YOUR INSTRUCTIONS: Search the material below for the word "Energy" and copy every line in which it occurs.
-- BEGIN INPUT RECORDS --
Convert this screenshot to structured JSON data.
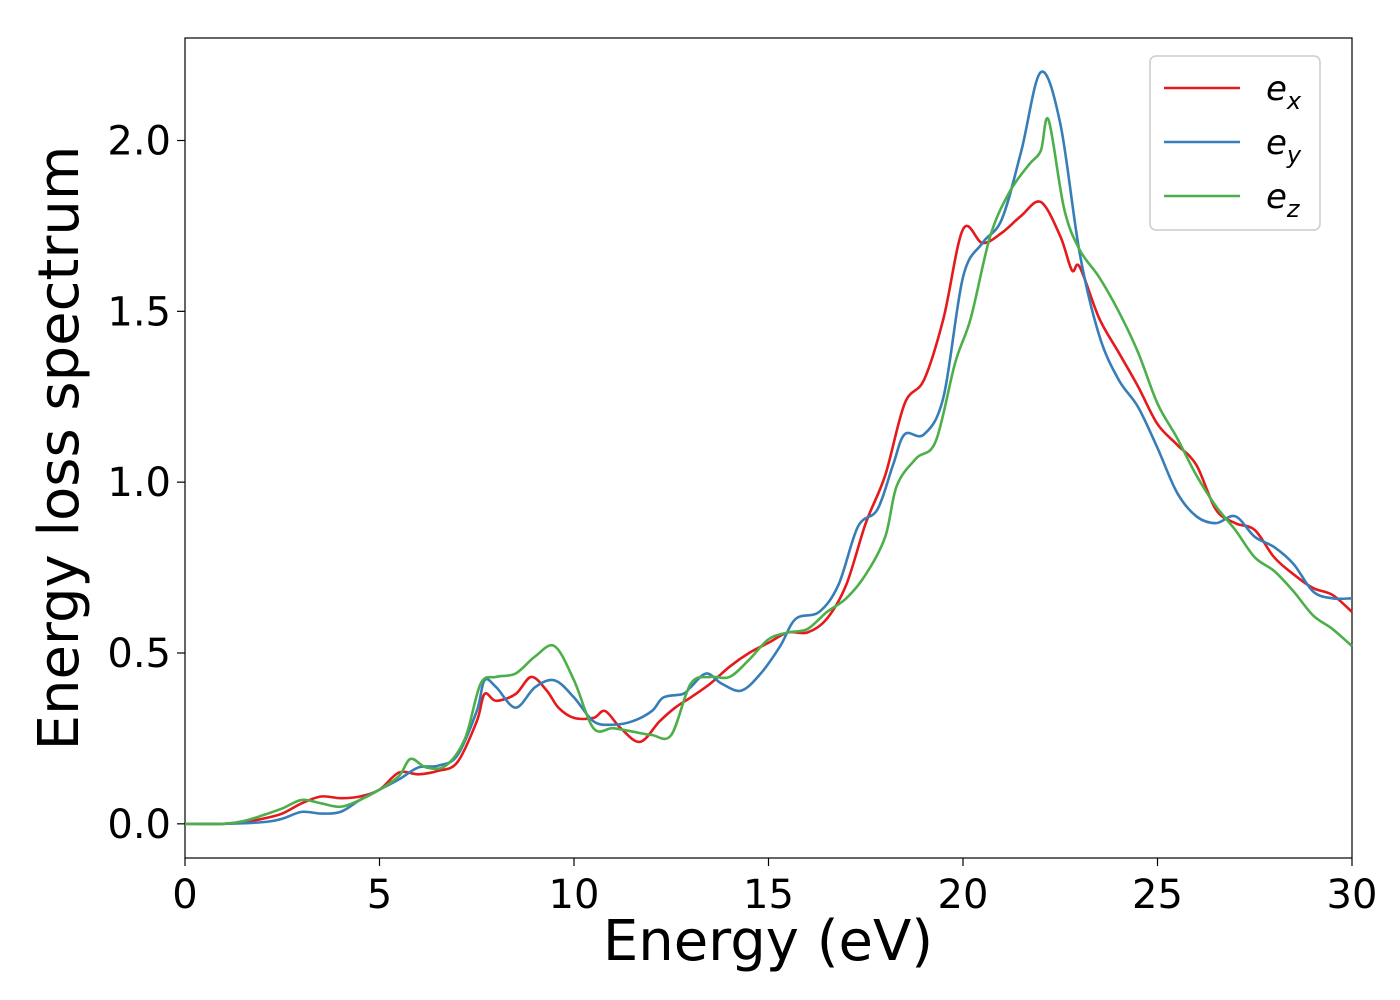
{
  "chart_data": {
    "type": "line",
    "title": "",
    "xlabel": "Energy (eV)",
    "ylabel": "Energy loss spectrum",
    "xlim": [
      0,
      30
    ],
    "ylim": [
      -0.1,
      2.3
    ],
    "x_ticks": [
      "0",
      "5",
      "10",
      "15",
      "20",
      "25",
      "30"
    ],
    "y_ticks": [
      "0.0",
      "0.5",
      "1.0",
      "1.5",
      "2.0"
    ],
    "grid": false,
    "legend_position": "top-right",
    "series": [
      {
        "name": "e",
        "subscript": "x",
        "color": "#e41a1c",
        "points": [
          [
            0,
            0
          ],
          [
            1,
            0
          ],
          [
            1.5,
            0.005
          ],
          [
            2,
            0.015
          ],
          [
            2.5,
            0.03
          ],
          [
            3,
            0.06
          ],
          [
            3.5,
            0.08
          ],
          [
            4,
            0.075
          ],
          [
            4.5,
            0.08
          ],
          [
            5,
            0.1
          ],
          [
            5.5,
            0.15
          ],
          [
            6,
            0.145
          ],
          [
            6.5,
            0.155
          ],
          [
            7,
            0.18
          ],
          [
            7.5,
            0.3
          ],
          [
            7.7,
            0.38
          ],
          [
            8,
            0.36
          ],
          [
            8.5,
            0.38
          ],
          [
            8.9,
            0.43
          ],
          [
            9.3,
            0.39
          ],
          [
            9.6,
            0.34
          ],
          [
            10,
            0.31
          ],
          [
            10.5,
            0.31
          ],
          [
            10.8,
            0.33
          ],
          [
            11.2,
            0.28
          ],
          [
            11.7,
            0.24
          ],
          [
            12.2,
            0.3
          ],
          [
            12.6,
            0.34
          ],
          [
            13,
            0.37
          ],
          [
            13.5,
            0.41
          ],
          [
            14,
            0.46
          ],
          [
            14.5,
            0.5
          ],
          [
            15,
            0.53
          ],
          [
            15.5,
            0.56
          ],
          [
            16,
            0.56
          ],
          [
            16.5,
            0.6
          ],
          [
            17,
            0.7
          ],
          [
            17.5,
            0.88
          ],
          [
            18,
            1.02
          ],
          [
            18.5,
            1.23
          ],
          [
            19,
            1.3
          ],
          [
            19.5,
            1.48
          ],
          [
            20,
            1.74
          ],
          [
            20.5,
            1.7
          ],
          [
            21,
            1.73
          ],
          [
            21.5,
            1.78
          ],
          [
            22,
            1.82
          ],
          [
            22.5,
            1.72
          ],
          [
            22.8,
            1.62
          ],
          [
            23,
            1.63
          ],
          [
            23.5,
            1.48
          ],
          [
            24,
            1.38
          ],
          [
            24.5,
            1.28
          ],
          [
            25,
            1.17
          ],
          [
            25.5,
            1.11
          ],
          [
            26,
            1.05
          ],
          [
            26.5,
            0.92
          ],
          [
            27,
            0.88
          ],
          [
            27.5,
            0.86
          ],
          [
            28,
            0.78
          ],
          [
            28.5,
            0.73
          ],
          [
            29,
            0.69
          ],
          [
            29.5,
            0.67
          ],
          [
            30,
            0.62
          ]
        ]
      },
      {
        "name": "e",
        "subscript": "y",
        "color": "#377eb8",
        "points": [
          [
            0,
            0
          ],
          [
            1,
            0
          ],
          [
            2,
            0.005
          ],
          [
            2.5,
            0.015
          ],
          [
            3,
            0.035
          ],
          [
            3.5,
            0.03
          ],
          [
            4,
            0.035
          ],
          [
            4.5,
            0.07
          ],
          [
            5,
            0.1
          ],
          [
            5.5,
            0.13
          ],
          [
            6,
            0.165
          ],
          [
            6.5,
            0.17
          ],
          [
            7,
            0.2
          ],
          [
            7.5,
            0.33
          ],
          [
            7.7,
            0.42
          ],
          [
            8,
            0.4
          ],
          [
            8.5,
            0.34
          ],
          [
            9,
            0.4
          ],
          [
            9.5,
            0.42
          ],
          [
            10,
            0.37
          ],
          [
            10.5,
            0.3
          ],
          [
            11,
            0.29
          ],
          [
            11.5,
            0.3
          ],
          [
            12,
            0.33
          ],
          [
            12.3,
            0.37
          ],
          [
            12.8,
            0.38
          ],
          [
            13,
            0.4
          ],
          [
            13.4,
            0.44
          ],
          [
            13.8,
            0.41
          ],
          [
            14.3,
            0.39
          ],
          [
            14.8,
            0.44
          ],
          [
            15.3,
            0.52
          ],
          [
            15.7,
            0.6
          ],
          [
            16.3,
            0.62
          ],
          [
            16.8,
            0.7
          ],
          [
            17.3,
            0.87
          ],
          [
            17.8,
            0.92
          ],
          [
            18.2,
            1.05
          ],
          [
            18.5,
            1.14
          ],
          [
            19,
            1.14
          ],
          [
            19.5,
            1.25
          ],
          [
            20,
            1.6
          ],
          [
            20.5,
            1.7
          ],
          [
            21,
            1.77
          ],
          [
            21.5,
            1.97
          ],
          [
            22,
            2.2
          ],
          [
            22.5,
            2.05
          ],
          [
            23,
            1.67
          ],
          [
            23.5,
            1.43
          ],
          [
            24,
            1.3
          ],
          [
            24.5,
            1.22
          ],
          [
            25,
            1.1
          ],
          [
            25.5,
            0.97
          ],
          [
            26,
            0.9
          ],
          [
            26.5,
            0.88
          ],
          [
            27,
            0.9
          ],
          [
            27.5,
            0.84
          ],
          [
            28,
            0.81
          ],
          [
            28.5,
            0.76
          ],
          [
            29,
            0.68
          ],
          [
            29.5,
            0.66
          ],
          [
            30,
            0.66
          ]
        ]
      },
      {
        "name": "e",
        "subscript": "z",
        "color": "#4daf4a",
        "points": [
          [
            0,
            0
          ],
          [
            1,
            0
          ],
          [
            1.5,
            0.008
          ],
          [
            2,
            0.025
          ],
          [
            2.5,
            0.045
          ],
          [
            3,
            0.07
          ],
          [
            3.5,
            0.06
          ],
          [
            4,
            0.05
          ],
          [
            4.5,
            0.07
          ],
          [
            5,
            0.1
          ],
          [
            5.5,
            0.14
          ],
          [
            5.8,
            0.19
          ],
          [
            6.2,
            0.165
          ],
          [
            6.7,
            0.17
          ],
          [
            7.2,
            0.25
          ],
          [
            7.6,
            0.41
          ],
          [
            8,
            0.43
          ],
          [
            8.5,
            0.44
          ],
          [
            9,
            0.49
          ],
          [
            9.5,
            0.52
          ],
          [
            10,
            0.42
          ],
          [
            10.5,
            0.28
          ],
          [
            11,
            0.28
          ],
          [
            11.5,
            0.27
          ],
          [
            12,
            0.26
          ],
          [
            12.5,
            0.26
          ],
          [
            13,
            0.41
          ],
          [
            13.5,
            0.43
          ],
          [
            14,
            0.43
          ],
          [
            14.5,
            0.48
          ],
          [
            15,
            0.54
          ],
          [
            15.5,
            0.56
          ],
          [
            16,
            0.57
          ],
          [
            16.5,
            0.62
          ],
          [
            17,
            0.66
          ],
          [
            17.5,
            0.73
          ],
          [
            18,
            0.84
          ],
          [
            18.3,
            0.99
          ],
          [
            18.8,
            1.07
          ],
          [
            19.3,
            1.12
          ],
          [
            19.8,
            1.35
          ],
          [
            20.2,
            1.48
          ],
          [
            20.7,
            1.72
          ],
          [
            21.2,
            1.85
          ],
          [
            21.7,
            1.93
          ],
          [
            22,
            1.97
          ],
          [
            22.2,
            2.06
          ],
          [
            22.6,
            1.8
          ],
          [
            23,
            1.68
          ],
          [
            23.5,
            1.6
          ],
          [
            24,
            1.5
          ],
          [
            24.5,
            1.38
          ],
          [
            25,
            1.23
          ],
          [
            25.5,
            1.13
          ],
          [
            26,
            1.02
          ],
          [
            26.5,
            0.93
          ],
          [
            27,
            0.86
          ],
          [
            27.5,
            0.78
          ],
          [
            28,
            0.74
          ],
          [
            28.5,
            0.68
          ],
          [
            29,
            0.61
          ],
          [
            29.5,
            0.57
          ],
          [
            30,
            0.52
          ]
        ]
      }
    ]
  }
}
-- END INPUT RECORDS --
ANSWER TO THIS EXERCISE:
    "xlabel": "Energy (eV)",
    "ylabel": "Energy loss spectrum",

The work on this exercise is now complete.